● SUPPLIED TEXT:
=-=-=
LO: How did the book’s structure unveil itself to you? What emerged to shape its architecture? 

DKN: Honestly, it was a bit of a puzzle. I carried the unordered manuscript for about two years—in my backpack and luggage while I traveling, thinking that I’d have time to dedicate to it. I did have time, but I couldn’t figure out the structure—I had multiple long poem sequences, and didn’t want to stack them back to back, but didn’t know what to do, or what to leave out.

Funny enough, during the years of carrying the pages around, I was surprised to discover I was pregnant, gave birth, and temporarily moved back to where I was born, like a salmon returning home to spawn. And something mysterious happened: when the baby was about 2 months old, I left her with my parents, drove up to my childhood library where I spent countless hours reading and wandering—laid out my manuscript on a conference table and cut up the long sequences, shaved them down, threw out poems, and braided a leaner version of the book. And I didn’t really have doubts while doing this. I think the book just needed a longer gestation period—it had its own pregnancy! And is very much tied to my own surprise pregnancy and new parenthood. It made sense—since the book does dive into my relationship with my parents, and their relationship with their parents.
=-=-=
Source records

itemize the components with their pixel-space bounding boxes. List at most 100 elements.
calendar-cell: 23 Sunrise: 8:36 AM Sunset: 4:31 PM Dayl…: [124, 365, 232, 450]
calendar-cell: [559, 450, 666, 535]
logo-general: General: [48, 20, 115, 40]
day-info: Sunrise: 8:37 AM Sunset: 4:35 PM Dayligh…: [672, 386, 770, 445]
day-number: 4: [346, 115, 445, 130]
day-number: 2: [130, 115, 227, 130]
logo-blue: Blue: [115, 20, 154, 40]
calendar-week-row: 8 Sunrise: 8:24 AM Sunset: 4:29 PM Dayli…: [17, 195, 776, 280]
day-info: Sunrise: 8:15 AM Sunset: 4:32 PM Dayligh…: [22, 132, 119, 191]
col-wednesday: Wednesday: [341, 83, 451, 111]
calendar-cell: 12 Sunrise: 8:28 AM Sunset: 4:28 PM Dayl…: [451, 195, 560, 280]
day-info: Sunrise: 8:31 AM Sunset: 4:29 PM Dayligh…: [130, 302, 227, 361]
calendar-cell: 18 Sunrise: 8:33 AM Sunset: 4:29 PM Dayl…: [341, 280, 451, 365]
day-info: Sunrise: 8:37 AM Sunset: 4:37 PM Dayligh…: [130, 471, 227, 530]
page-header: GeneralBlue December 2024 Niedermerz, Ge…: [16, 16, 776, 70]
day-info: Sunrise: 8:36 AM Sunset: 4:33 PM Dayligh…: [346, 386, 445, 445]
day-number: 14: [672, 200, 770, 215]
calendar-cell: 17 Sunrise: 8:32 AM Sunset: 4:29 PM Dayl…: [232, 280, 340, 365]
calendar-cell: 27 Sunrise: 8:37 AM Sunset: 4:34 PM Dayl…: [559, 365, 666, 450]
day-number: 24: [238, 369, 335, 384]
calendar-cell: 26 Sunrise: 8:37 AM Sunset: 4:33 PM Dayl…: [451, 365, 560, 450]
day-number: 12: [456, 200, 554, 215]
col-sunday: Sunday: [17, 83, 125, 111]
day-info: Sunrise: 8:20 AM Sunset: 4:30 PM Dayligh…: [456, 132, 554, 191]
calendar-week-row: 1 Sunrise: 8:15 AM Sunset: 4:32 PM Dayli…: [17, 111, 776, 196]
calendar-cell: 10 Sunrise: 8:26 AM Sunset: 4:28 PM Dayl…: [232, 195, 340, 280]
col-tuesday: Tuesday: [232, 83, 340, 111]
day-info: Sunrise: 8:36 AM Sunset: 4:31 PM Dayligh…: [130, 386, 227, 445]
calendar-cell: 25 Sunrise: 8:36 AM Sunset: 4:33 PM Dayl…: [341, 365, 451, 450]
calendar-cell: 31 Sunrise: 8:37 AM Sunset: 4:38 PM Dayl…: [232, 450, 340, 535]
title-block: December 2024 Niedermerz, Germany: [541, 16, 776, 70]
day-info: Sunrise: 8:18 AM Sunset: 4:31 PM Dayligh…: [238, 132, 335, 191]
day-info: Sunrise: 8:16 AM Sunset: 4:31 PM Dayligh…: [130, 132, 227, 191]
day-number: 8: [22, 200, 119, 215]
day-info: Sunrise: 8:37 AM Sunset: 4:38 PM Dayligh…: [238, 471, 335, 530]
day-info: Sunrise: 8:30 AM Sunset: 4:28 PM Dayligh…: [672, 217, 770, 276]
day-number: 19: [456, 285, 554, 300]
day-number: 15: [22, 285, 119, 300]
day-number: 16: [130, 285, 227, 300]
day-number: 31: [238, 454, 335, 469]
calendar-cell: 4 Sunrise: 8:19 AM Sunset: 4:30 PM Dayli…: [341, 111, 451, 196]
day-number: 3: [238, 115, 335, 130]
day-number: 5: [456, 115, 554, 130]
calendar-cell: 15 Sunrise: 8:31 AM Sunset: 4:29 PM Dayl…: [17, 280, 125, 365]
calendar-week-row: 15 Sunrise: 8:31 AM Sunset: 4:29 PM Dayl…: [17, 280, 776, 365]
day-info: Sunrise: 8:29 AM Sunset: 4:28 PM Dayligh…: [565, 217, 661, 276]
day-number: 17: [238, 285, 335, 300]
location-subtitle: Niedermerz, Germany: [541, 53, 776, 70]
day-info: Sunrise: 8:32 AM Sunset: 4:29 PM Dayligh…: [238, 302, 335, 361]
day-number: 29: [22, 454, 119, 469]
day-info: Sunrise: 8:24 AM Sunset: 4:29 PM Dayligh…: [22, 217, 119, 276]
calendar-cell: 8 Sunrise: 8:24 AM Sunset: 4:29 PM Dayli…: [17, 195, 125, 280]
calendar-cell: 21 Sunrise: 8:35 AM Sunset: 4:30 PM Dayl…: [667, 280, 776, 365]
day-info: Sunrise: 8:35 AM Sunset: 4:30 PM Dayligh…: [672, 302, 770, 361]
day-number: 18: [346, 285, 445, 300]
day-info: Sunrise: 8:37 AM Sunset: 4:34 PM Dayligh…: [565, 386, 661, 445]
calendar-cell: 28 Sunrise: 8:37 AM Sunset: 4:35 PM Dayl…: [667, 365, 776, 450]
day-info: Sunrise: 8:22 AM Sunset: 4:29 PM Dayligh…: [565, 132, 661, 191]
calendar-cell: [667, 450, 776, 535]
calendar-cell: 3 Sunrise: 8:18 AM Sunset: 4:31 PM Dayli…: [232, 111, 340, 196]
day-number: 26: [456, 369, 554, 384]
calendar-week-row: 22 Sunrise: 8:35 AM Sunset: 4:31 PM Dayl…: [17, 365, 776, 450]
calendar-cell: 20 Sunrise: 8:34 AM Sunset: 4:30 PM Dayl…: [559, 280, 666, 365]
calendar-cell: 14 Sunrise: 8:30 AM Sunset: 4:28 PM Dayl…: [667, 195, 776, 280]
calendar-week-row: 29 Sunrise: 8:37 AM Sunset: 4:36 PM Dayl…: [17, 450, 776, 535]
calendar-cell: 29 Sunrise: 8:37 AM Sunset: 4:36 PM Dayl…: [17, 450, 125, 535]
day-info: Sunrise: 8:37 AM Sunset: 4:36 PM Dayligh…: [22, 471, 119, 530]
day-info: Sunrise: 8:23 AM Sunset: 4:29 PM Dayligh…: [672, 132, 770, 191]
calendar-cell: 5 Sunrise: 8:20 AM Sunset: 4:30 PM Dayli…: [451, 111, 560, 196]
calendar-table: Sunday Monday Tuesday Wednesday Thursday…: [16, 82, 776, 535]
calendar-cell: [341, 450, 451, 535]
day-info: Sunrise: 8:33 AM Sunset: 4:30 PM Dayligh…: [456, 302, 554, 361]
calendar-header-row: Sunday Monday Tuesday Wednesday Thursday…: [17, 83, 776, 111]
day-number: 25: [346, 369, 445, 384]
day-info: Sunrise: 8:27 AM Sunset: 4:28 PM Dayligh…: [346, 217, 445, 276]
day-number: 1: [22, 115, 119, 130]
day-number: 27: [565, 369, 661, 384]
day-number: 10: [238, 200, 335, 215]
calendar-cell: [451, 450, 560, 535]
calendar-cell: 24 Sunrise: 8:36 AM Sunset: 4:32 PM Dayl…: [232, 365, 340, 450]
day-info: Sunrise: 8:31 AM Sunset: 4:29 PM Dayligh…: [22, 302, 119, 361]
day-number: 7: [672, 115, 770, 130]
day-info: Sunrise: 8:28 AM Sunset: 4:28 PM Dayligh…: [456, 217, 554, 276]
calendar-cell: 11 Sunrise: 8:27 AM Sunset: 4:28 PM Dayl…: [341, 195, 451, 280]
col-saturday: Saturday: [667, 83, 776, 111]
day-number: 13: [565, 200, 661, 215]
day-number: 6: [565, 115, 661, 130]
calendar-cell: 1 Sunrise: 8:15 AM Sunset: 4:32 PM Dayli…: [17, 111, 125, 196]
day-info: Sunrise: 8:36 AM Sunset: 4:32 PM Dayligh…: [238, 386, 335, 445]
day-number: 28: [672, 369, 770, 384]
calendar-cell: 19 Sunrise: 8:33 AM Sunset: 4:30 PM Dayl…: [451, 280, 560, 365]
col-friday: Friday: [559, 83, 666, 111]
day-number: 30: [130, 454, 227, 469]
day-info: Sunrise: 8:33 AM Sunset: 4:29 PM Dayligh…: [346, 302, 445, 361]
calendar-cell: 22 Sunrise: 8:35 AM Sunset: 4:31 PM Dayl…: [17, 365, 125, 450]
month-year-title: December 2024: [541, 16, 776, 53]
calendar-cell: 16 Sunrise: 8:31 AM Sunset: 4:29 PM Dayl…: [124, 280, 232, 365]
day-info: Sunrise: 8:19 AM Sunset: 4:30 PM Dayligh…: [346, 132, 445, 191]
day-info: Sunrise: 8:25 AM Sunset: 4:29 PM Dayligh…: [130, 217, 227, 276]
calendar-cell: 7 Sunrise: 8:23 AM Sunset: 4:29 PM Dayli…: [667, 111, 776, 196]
=-=-=
● PROMPT 1:
Answer these questions from the interview excerpt:
(a) For about how long did DKN carry the unordered manuscript?
(b) How old was the baby when DKN drove to the childhood library?
(c) On what did DKN lay out the manuscript at the library?
● PROMPT 2: Summarize the interview excerpt in two sentences.

● EXERCISE RESULT 1:
(a) About two years.
(b) About 2 months old.
(c) A conference table.

● EXERCISE RESULT 2: DKN carried the unordered manuscript for about two years but could not figure out its structure, being unsure what to do with multiple long poem sequences or what to leave out. When the baby was about 2 months old, DKN went to a childhood library, cut up and shaved down the sequences, threw out poems, and braided a leaner version of the book, which DKN sees as closely tied to a surprise pregnancy and new parenthood.